*TASK STATEMENT*
Copy each line below that includes "Payables".

*DATA LINES*
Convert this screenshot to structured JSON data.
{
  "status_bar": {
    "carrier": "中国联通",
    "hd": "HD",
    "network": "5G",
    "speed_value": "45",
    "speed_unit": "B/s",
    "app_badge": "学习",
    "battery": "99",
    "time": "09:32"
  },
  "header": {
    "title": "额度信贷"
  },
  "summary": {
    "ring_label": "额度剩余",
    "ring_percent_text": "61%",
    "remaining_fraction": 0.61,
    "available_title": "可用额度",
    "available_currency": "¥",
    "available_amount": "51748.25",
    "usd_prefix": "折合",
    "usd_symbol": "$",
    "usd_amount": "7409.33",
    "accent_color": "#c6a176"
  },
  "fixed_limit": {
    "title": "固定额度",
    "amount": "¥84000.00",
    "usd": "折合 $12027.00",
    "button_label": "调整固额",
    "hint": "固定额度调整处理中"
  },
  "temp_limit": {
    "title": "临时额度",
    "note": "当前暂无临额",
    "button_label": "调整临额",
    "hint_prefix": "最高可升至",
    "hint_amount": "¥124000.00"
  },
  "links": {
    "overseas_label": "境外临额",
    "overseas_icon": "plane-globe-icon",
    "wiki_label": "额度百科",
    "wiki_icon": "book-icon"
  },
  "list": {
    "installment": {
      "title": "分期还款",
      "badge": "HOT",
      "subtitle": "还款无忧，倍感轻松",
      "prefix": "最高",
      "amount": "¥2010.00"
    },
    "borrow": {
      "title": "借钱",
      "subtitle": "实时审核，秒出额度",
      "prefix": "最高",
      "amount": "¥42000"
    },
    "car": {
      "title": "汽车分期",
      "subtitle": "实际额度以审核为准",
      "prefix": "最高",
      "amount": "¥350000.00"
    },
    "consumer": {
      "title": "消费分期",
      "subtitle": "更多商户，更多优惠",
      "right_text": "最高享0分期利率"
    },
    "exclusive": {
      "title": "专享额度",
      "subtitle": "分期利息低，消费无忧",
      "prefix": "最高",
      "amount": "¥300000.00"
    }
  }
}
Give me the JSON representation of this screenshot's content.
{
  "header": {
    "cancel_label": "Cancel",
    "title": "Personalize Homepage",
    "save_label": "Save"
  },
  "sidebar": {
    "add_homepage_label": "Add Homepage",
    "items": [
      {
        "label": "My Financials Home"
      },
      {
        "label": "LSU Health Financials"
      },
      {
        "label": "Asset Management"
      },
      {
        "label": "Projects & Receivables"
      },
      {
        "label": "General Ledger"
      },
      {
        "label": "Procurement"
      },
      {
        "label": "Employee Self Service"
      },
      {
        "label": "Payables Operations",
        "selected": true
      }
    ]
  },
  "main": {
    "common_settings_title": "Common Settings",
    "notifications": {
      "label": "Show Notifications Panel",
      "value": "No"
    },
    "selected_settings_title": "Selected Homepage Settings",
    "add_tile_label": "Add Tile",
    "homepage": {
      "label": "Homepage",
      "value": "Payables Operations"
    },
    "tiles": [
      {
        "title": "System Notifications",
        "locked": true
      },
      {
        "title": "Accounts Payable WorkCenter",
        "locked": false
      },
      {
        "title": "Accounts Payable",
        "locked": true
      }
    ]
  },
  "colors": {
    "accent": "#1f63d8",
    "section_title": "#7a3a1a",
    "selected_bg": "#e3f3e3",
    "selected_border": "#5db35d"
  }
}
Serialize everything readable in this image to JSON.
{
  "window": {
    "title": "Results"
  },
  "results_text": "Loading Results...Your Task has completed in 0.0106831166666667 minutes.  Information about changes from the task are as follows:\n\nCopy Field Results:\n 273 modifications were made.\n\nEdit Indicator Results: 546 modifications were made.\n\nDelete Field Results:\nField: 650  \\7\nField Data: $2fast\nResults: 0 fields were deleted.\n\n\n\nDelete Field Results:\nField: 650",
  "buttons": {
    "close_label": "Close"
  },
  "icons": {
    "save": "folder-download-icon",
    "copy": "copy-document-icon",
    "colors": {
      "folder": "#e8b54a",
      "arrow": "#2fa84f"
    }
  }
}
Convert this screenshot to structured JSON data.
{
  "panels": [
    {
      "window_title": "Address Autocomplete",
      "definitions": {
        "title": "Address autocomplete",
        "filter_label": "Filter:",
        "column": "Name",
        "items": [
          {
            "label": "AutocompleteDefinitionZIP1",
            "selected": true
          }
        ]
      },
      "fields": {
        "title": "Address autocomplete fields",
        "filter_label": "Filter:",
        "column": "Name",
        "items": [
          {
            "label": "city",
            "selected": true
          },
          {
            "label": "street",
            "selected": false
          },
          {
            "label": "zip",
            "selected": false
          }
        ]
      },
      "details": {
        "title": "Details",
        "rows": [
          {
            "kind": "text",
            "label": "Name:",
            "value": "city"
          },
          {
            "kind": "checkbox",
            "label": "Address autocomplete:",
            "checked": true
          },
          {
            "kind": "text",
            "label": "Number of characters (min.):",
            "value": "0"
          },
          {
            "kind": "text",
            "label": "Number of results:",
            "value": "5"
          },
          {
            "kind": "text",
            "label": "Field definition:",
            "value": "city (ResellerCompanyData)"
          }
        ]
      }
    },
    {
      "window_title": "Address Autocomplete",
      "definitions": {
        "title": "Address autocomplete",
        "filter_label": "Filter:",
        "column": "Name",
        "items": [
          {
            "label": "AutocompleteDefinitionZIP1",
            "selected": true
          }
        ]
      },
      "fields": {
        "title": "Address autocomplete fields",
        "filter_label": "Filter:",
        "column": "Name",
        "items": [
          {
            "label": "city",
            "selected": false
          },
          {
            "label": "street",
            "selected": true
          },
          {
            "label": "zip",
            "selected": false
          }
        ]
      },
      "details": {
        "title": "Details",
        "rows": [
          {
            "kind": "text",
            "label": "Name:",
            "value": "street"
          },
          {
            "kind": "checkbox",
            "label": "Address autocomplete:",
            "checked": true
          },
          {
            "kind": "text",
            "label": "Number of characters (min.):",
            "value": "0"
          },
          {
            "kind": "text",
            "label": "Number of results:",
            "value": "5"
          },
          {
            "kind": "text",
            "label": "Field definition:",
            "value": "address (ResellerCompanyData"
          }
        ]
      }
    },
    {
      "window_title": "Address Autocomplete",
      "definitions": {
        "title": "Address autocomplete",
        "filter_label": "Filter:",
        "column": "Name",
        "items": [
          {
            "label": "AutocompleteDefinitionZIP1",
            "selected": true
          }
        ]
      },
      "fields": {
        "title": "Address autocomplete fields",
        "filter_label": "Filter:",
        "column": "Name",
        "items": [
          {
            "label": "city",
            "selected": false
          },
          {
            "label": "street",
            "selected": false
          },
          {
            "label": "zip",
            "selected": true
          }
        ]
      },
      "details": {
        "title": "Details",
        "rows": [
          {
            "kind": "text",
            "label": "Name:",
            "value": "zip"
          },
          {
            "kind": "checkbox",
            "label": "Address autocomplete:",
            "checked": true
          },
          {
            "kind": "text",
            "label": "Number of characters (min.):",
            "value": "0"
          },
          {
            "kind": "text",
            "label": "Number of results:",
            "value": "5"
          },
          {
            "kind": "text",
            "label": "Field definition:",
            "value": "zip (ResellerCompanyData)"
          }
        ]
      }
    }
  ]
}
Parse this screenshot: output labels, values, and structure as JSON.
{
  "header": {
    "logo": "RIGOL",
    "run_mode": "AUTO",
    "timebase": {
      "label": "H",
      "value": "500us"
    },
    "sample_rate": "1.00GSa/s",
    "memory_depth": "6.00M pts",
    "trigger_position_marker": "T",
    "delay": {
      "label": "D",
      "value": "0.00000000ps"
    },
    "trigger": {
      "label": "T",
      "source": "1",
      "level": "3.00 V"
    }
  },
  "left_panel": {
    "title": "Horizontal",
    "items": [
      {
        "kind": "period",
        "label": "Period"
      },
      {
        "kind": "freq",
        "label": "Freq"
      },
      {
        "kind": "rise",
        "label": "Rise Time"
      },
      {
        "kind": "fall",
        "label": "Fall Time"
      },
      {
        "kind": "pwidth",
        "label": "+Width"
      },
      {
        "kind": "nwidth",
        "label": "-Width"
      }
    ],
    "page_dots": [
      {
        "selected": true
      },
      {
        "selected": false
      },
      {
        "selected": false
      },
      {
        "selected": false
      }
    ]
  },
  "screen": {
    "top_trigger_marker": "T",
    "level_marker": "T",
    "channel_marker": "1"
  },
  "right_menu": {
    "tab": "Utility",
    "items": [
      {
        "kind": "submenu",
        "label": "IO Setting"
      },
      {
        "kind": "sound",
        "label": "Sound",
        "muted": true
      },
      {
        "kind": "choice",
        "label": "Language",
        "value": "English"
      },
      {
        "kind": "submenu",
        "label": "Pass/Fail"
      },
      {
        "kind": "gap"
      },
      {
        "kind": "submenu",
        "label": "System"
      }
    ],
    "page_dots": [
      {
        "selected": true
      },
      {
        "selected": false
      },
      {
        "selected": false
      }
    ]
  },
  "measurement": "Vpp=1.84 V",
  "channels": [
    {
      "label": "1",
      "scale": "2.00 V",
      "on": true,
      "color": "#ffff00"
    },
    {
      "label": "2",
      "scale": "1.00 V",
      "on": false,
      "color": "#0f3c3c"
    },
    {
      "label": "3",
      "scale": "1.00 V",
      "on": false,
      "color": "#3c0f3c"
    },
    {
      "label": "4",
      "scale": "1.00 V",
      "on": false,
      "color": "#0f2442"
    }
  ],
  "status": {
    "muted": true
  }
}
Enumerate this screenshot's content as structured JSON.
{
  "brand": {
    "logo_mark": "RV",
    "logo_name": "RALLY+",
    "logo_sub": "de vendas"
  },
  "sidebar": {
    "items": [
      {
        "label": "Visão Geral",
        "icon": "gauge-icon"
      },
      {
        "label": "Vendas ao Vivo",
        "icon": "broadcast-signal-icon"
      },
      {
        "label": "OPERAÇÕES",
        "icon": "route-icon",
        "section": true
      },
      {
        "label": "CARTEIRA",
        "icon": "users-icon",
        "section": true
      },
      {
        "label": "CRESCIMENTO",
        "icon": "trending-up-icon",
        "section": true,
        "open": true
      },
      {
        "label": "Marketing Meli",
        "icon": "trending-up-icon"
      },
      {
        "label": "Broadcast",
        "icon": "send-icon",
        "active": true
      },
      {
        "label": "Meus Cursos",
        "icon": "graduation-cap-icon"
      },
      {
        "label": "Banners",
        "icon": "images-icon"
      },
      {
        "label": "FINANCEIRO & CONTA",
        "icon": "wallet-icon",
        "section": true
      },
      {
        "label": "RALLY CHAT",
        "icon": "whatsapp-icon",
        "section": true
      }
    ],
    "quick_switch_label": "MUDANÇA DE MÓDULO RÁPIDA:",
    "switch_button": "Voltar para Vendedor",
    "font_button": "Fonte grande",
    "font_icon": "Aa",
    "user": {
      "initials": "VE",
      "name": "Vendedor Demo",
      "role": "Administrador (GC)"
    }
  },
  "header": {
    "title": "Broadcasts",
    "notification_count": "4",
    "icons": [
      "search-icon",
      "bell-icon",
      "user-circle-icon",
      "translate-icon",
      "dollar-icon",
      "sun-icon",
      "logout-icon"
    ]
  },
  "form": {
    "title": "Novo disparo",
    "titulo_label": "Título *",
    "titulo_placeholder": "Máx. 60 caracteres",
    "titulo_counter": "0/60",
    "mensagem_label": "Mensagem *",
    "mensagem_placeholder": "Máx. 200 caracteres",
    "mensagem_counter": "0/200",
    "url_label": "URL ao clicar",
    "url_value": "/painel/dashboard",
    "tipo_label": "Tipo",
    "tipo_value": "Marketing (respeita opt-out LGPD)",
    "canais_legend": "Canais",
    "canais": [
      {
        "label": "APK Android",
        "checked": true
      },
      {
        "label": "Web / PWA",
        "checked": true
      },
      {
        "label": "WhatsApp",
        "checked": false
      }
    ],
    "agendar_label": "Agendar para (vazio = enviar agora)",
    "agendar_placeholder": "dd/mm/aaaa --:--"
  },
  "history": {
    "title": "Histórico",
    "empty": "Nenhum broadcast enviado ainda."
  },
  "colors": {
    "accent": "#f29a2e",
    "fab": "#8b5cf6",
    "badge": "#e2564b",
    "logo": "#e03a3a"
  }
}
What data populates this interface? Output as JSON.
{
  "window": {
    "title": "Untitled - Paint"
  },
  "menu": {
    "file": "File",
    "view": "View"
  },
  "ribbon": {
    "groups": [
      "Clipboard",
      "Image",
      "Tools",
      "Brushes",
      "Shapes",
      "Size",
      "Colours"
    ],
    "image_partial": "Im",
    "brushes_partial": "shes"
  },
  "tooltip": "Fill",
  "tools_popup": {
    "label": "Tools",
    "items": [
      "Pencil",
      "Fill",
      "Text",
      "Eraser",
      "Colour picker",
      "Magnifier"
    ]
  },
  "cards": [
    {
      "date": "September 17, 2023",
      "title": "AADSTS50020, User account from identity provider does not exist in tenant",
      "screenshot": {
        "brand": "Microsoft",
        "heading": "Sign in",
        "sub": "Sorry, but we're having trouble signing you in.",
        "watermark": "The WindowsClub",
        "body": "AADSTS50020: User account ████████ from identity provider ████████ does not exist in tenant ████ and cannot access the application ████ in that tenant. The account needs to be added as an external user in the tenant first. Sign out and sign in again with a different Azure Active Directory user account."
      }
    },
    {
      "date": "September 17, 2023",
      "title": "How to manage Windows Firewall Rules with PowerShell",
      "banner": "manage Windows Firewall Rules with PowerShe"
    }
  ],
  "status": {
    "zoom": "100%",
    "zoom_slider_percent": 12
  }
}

*THE SOLUTION*
        "label": "Payables Operations",
      "value": "Payables Operations"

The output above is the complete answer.